— BEGIN Source records —

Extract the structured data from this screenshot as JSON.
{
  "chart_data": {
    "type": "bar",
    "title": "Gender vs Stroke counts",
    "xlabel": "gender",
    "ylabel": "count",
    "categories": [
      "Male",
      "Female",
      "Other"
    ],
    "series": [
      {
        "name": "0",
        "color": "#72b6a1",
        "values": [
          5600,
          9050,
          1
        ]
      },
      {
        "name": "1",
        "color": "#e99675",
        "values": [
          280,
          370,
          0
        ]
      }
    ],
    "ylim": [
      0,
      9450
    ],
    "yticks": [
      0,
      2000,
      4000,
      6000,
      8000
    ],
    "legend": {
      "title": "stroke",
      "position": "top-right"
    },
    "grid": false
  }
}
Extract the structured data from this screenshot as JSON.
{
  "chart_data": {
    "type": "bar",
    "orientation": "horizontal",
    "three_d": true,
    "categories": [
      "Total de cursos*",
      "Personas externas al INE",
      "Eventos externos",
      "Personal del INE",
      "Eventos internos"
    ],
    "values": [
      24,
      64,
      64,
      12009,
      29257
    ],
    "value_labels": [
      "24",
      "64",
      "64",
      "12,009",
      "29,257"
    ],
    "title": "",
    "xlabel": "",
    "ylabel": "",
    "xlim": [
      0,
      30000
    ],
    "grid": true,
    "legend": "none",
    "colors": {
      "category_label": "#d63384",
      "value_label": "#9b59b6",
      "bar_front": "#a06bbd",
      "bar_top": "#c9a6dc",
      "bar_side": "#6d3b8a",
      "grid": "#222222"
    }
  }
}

— END Source records —

Given task: Using the listing above, return all lines where the word "Eventos" occurs.

Written reply:
      "Eventos externos",
      "Eventos internos"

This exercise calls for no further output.